§ **EXERCISE DESCRIPTION**: Restate the entire listing word for word.

§ **SOURCE MATERIAL**:
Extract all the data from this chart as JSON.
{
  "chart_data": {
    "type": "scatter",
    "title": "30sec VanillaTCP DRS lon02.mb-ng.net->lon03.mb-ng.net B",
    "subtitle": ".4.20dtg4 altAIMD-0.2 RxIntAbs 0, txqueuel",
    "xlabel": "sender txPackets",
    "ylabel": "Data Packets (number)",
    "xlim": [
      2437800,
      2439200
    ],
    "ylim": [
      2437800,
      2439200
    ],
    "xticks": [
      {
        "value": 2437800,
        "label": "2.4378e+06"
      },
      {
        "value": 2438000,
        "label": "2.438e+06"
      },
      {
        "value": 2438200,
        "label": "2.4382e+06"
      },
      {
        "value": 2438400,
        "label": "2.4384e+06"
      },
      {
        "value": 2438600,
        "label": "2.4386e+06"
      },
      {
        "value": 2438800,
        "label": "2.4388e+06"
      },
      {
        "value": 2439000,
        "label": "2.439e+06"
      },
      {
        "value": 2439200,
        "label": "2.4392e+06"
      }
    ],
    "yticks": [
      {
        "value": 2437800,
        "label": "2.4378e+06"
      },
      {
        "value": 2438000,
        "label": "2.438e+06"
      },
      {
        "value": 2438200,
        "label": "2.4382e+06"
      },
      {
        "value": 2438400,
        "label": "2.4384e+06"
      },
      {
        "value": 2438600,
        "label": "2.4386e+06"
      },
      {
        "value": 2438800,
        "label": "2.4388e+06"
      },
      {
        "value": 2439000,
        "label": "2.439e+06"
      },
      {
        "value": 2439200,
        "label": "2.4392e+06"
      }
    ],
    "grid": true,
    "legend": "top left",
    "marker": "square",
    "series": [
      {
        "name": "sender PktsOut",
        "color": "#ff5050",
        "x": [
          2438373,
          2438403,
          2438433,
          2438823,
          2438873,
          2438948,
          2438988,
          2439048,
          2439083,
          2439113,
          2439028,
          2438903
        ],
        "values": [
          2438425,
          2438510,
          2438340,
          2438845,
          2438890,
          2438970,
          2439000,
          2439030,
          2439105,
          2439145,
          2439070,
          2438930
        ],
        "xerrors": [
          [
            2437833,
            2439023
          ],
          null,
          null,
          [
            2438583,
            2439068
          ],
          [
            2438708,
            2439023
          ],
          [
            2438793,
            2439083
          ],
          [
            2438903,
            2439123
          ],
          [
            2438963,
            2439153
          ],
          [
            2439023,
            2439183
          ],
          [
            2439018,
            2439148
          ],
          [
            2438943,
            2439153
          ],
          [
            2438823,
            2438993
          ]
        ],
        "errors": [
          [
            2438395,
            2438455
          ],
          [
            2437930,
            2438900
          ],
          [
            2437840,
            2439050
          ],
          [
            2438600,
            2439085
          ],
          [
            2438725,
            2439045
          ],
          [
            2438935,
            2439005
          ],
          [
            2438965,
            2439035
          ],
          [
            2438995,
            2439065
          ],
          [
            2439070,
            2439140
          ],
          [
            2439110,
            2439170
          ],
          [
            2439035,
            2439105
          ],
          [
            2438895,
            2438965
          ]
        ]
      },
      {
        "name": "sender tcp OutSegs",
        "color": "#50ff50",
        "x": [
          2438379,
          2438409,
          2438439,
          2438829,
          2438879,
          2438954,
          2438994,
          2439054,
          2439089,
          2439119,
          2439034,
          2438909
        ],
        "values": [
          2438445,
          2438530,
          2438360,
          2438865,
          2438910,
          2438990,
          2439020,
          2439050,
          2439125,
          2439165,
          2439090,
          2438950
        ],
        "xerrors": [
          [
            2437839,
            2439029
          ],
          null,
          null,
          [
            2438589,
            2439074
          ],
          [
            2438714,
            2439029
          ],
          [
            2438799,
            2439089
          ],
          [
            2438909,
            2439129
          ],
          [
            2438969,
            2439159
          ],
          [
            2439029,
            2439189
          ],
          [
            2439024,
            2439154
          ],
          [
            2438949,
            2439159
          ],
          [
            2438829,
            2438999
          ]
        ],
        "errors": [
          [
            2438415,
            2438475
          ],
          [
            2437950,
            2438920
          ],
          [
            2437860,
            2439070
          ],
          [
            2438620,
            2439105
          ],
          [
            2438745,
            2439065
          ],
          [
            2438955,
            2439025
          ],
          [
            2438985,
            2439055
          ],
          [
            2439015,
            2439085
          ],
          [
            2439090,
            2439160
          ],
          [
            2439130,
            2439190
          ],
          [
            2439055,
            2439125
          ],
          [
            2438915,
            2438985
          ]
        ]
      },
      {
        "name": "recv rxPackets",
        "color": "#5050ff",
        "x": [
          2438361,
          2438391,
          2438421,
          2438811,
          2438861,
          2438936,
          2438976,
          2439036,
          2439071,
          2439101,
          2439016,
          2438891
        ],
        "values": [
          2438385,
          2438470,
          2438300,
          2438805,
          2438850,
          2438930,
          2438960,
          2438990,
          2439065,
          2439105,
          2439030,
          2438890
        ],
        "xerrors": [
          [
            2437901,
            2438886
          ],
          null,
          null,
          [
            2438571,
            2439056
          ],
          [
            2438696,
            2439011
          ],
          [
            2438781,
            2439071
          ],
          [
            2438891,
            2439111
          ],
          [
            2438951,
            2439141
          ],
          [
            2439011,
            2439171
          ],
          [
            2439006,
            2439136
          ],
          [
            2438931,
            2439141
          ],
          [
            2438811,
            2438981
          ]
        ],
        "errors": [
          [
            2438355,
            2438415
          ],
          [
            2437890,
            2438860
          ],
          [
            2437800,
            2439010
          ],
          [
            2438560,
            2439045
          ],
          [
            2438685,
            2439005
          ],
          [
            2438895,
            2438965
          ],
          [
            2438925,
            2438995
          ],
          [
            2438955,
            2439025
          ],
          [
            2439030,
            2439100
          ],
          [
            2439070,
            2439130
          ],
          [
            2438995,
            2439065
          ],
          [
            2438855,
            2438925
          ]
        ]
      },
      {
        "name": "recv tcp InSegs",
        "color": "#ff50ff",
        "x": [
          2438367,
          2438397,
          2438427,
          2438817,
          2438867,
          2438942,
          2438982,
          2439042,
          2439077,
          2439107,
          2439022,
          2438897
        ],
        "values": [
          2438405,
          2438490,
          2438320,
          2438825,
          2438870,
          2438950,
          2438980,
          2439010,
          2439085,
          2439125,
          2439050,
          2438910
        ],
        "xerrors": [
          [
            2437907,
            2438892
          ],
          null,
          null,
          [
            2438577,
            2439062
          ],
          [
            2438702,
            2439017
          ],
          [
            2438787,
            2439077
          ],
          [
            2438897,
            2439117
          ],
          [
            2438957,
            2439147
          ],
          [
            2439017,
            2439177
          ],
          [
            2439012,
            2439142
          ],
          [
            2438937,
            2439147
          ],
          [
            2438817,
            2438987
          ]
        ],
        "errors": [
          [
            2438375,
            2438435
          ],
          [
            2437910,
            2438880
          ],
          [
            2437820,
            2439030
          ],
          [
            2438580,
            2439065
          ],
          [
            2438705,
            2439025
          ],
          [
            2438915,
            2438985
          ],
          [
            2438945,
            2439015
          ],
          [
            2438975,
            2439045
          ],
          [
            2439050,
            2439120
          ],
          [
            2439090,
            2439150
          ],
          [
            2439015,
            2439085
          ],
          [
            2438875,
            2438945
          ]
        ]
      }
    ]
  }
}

§ **COMPLETE ANSWER**:
Extract all the data from this chart as JSON.
{
  "chart_data": {
    "type": "scatter",
    "title": "30sec VanillaTCP DRS lon02.mb-ng.net->lon03.mb-ng.net B",
    "subtitle": ".4.20dtg4 altAIMD-0.2 RxIntAbs 0, txqueuel",
    "xlabel": "sender txPackets",
    "ylabel": "Data Packets (number)",
    "xlim": [
      2437800,
      2439200
    ],
    "ylim": [
      2437800,
      2439200
    ],
    "xticks": [
      {
        "value": 2437800,
        "label": "2.4378e+06"
      },
      {
        "value": 2438000,
        "label": "2.438e+06"
      },
      {
        "value": 2438200,
        "label": "2.4382e+06"
      },
      {
        "value": 2438400,
        "label": "2.4384e+06"
      },
      {
        "value": 2438600,
        "label": "2.4386e+06"
      },
      {
        "value": 2438800,
        "label": "2.4388e+06"
      },
      {
        "value": 2439000,
        "label": "2.439e+06"
      },
      {
        "value": 2439200,
        "label": "2.4392e+06"
      }
    ],
    "yticks": [
      {
        "value": 2437800,
        "label": "2.4378e+06"
      },
      {
        "value": 2438000,
        "label": "2.438e+06"
      },
      {
        "value": 2438200,
        "label": "2.4382e+06"
      },
      {
        "value": 2438400,
        "label": "2.4384e+06"
      },
      {
        "value": 2438600,
        "label": "2.4386e+06"
      },
      {
        "value": 2438800,
        "label": "2.4388e+06"
      },
      {
        "value": 2439000,
        "label": "2.439e+06"
      },
      {
        "value": 2439200,
        "label": "2.4392e+06"
      }
    ],
    "grid": true,
    "legend": "top left",
    "marker": "square",
    "series": [
      {
        "name": "sender PktsOut",
        "color": "#ff5050",
        "x": [
          2438373,
          2438403,
          2438433,
          2438823,
          2438873,
          2438948,
          2438988,
          2439048,
          2439083,
          2439113,
          2439028,
          2438903
        ],
        "values": [
          2438425,
          2438510,
          2438340,
          2438845,
          2438890,
          2438970,
          2439000,
          2439030,
          2439105,
          2439145,
          2439070,
          2438930
        ],
        "xerrors": [
          [
            2437833,
            2439023
          ],
          null,
          null,
          [
            2438583,
            2439068
          ],
          [
            2438708,
            2439023
          ],
          [
            2438793,
            2439083
          ],
          [
            2438903,
            2439123
          ],
          [
            2438963,
            2439153
          ],
          [
            2439023,
            2439183
          ],
          [
            2439018,
            2439148
          ],
          [
            2438943,
            2439153
          ],
          [
            2438823,
            2438993
          ]
        ],
        "errors": [
          [
            2438395,
            2438455
          ],
          [
            2437930,
            2438900
          ],
          [
            2437840,
            2439050
          ],
          [
            2438600,
            2439085
          ],
          [
            2438725,
            2439045
          ],
          [
            2438935,
            2439005
          ],
          [
            2438965,
            2439035
          ],
          [
            2438995,
            2439065
          ],
          [
            2439070,
            2439140
          ],
          [
            2439110,
            2439170
          ],
          [
            2439035,
            2439105
          ],
          [
            2438895,
            2438965
          ]
        ]
      },
      {
        "name": "sender tcp OutSegs",
        "color": "#50ff50",
        "x": [
          2438379,
          2438409,
          2438439,
          2438829,
          2438879,
          2438954,
          2438994,
          2439054,
          2439089,
          2439119,
          2439034,
          2438909
        ],
        "values": [
          2438445,
          2438530,
          2438360,
          2438865,
          2438910,
          2438990,
          2439020,
          2439050,
          2439125,
          2439165,
          2439090,
          2438950
        ],
        "xerrors": [
          [
            2437839,
            2439029
          ],
          null,
          null,
          [
            2438589,
            2439074
          ],
          [
            2438714,
            2439029
          ],
          [
            2438799,
            2439089
          ],
          [
            2438909,
            2439129
          ],
          [
            2438969,
            2439159
          ],
          [
            2439029,
            2439189
          ],
          [
            2439024,
            2439154
          ],
          [
            2438949,
            2439159
          ],
          [
            2438829,
            2438999
          ]
        ],
        "errors": [
          [
            2438415,
            2438475
          ],
          [
            2437950,
            2438920
          ],
          [
            2437860,
            2439070
          ],
          [
            2438620,
            2439105
          ],
          [
            2438745,
            2439065
          ],
          [
            2438955,
            2439025
          ],
          [
            2438985,
            2439055
          ],
          [
            2439015,
            2439085
          ],
          [
            2439090,
            2439160
          ],
          [
            2439130,
            2439190
          ],
          [
            2439055,
            2439125
          ],
          [
            2438915,
            2438985
          ]
        ]
      },
      {
        "name": "recv rxPackets",
        "color": "#5050ff",
        "x": [
          2438361,
          2438391,
          2438421,
          2438811,
          2438861,
          2438936,
          2438976,
          2439036,
          2439071,
          2439101,
          2439016,
          2438891
        ],
        "values": [
          2438385,
          2438470,
          2438300,
          2438805,
          2438850,
          2438930,
          2438960,
          2438990,
          2439065,
          2439105,
          2439030,
          2438890
        ],
        "xerrors": [
          [
            2437901,
            2438886
          ],
          null,
          null,
          [
            2438571,
            2439056
          ],
          [
            2438696,
            2439011
          ],
          [
            2438781,
            2439071
          ],
          [
            2438891,
            2439111
          ],
          [
            2438951,
            2439141
          ],
          [
            2439011,
            2439171
          ],
          [
            2439006,
            2439136
          ],
          [
            2438931,
            2439141
          ],
          [
            2438811,
            2438981
          ]
        ],
        "errors": [
          [
            2438355,
            2438415
          ],
          [
            2437890,
            2438860
          ],
          [
            2437800,
            2439010
          ],
          [
            2438560,
            2439045
          ],
          [
            2438685,
            2439005
          ],
          [
            2438895,
            2438965
          ],
          [
            2438925,
            2438995
          ],
          [
            2438955,
            2439025
          ],
          [
            2439030,
            2439100
          ],
          [
            2439070,
            2439130
          ],
          [
            2438995,
            2439065
          ],
          [
            2438855,
            2438925
          ]
        ]
      },
      {
        "name": "recv tcp InSegs",
        "color": "#ff50ff",
        "x": [
          2438367,
          2438397,
          2438427,
          2438817,
          2438867,
          2438942,
          2438982,
          2439042,
          2439077,
          2439107,
          2439022,
          2438897
        ],
        "values": [
          2438405,
          2438490,
          2438320,
          2438825,
          2438870,
          2438950,
          2438980,
          2439010,
          2439085,
          2439125,
          2439050,
          2438910
        ],
        "xerrors": [
          [
            2437907,
            2438892
          ],
          null,
          null,
          [
            2438577,
            2439062
          ],
          [
            2438702,
            2439017
          ],
          [
            2438787,
            2439077
          ],
          [
            2438897,
            2439117
          ],
          [
            2438957,
            2439147
          ],
          [
            2439017,
            2439177
          ],
          [
            2439012,
            2439142
          ],
          [
            2438937,
            2439147
          ],
          [
            2438817,
            2438987
          ]
        ],
        "errors": [
          [
            2438375,
            2438435
          ],
          [
            2437910,
            2438880
          ],
          [
            2437820,
            2439030
          ],
          [
            2438580,
            2439065
          ],
          [
            2438705,
            2439025
          ],
          [
            2438915,
            2438985
          ],
          [
            2438945,
            2439015
          ],
          [
            2438975,
            2439045
          ],
          [
            2439050,
            2439120
          ],
          [
            2439090,
            2439150
          ],
          [
            2439015,
            2439085
          ],
          [
            2438875,
            2438945
          ]
        ]
      }
    ]
  }
}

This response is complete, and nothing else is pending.